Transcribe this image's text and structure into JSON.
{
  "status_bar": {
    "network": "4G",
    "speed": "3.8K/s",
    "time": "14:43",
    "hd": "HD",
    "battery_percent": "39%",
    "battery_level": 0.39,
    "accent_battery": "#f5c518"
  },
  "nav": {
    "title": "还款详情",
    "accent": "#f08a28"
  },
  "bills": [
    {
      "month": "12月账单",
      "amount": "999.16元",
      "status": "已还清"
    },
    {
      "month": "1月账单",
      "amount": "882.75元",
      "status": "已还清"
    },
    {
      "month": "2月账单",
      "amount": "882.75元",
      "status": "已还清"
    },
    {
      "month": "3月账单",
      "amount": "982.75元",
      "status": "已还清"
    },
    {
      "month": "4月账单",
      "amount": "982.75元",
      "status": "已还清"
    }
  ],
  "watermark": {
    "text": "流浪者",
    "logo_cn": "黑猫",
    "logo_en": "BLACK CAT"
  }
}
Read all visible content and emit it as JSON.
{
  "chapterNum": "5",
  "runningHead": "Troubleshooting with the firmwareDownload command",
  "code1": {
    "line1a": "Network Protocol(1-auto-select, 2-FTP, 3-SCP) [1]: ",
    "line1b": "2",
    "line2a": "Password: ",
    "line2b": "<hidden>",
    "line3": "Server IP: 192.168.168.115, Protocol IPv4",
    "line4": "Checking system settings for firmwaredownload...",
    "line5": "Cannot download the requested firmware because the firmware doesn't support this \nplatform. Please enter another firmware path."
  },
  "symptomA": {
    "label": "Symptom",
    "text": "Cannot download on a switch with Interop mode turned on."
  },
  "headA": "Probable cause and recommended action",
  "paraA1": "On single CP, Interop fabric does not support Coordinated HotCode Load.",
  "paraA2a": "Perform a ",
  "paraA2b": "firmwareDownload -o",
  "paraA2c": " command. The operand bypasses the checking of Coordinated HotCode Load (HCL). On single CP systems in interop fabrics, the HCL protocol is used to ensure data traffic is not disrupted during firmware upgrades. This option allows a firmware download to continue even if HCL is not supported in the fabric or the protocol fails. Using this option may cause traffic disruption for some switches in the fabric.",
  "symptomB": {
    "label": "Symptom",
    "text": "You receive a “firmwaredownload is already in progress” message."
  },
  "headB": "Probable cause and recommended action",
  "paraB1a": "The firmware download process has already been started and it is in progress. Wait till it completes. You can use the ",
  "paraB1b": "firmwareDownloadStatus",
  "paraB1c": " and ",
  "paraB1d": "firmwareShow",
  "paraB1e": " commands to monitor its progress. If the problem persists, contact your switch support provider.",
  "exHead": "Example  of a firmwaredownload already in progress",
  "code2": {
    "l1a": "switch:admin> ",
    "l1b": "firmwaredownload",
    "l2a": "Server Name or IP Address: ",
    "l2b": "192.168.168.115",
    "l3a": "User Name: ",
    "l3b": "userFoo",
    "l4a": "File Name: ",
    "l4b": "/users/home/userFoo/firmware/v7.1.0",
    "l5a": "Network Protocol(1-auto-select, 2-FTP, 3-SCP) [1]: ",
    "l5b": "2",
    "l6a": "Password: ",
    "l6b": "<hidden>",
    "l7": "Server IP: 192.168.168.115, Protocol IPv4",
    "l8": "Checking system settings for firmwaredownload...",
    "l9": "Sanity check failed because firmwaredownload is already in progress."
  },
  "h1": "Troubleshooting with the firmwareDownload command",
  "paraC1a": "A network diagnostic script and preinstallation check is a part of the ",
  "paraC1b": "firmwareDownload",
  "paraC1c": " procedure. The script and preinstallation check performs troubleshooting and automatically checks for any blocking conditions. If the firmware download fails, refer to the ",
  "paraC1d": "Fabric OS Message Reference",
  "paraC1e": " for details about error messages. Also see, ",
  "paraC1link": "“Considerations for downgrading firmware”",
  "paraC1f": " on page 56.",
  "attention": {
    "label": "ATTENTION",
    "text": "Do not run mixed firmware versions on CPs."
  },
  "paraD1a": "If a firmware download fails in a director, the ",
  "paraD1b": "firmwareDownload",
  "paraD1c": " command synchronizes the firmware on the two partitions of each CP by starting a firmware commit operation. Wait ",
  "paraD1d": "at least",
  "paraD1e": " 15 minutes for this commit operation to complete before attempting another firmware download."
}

○ ○ ○ ○ ○

§ **Exercise prompt**: Please list every line of the records that contains "another".

§ **Answer**:
    "line5": "Cannot download the requested firmware because the firmware doesn't support this \nplatform. Please enter another firmware path."
  "paraD1e": " 15 minutes for this commit operation to complete before attempting another firmware download."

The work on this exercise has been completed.